WHAT YOU SHOULD DO:
Count the lines below that contain "ylabel". Give only the number.

[Raw records]
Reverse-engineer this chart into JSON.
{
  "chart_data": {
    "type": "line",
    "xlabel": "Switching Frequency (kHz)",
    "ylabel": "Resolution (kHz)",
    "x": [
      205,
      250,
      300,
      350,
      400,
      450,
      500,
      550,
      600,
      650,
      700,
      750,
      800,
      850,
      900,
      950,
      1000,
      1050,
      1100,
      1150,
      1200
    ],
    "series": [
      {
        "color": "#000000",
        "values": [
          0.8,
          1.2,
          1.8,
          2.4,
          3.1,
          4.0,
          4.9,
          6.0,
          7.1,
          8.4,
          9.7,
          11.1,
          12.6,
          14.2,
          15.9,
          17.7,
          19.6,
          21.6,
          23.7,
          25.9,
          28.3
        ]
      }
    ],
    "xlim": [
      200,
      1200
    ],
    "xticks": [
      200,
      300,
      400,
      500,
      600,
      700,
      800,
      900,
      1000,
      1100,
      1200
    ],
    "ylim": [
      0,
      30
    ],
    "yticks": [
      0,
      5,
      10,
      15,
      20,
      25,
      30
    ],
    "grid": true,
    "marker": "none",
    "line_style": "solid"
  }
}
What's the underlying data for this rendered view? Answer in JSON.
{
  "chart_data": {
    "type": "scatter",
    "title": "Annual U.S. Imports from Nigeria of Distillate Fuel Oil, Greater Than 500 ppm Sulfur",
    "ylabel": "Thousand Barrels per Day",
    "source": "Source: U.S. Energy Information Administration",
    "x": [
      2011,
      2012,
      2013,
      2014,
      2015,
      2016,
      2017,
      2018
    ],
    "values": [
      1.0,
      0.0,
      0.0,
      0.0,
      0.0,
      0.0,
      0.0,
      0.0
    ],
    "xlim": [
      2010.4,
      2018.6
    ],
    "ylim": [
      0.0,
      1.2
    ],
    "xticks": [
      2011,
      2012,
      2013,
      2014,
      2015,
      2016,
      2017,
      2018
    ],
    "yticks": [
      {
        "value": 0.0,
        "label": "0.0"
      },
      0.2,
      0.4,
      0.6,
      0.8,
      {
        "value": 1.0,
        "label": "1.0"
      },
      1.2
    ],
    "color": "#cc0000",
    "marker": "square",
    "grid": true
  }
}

THE RESPONSE:
2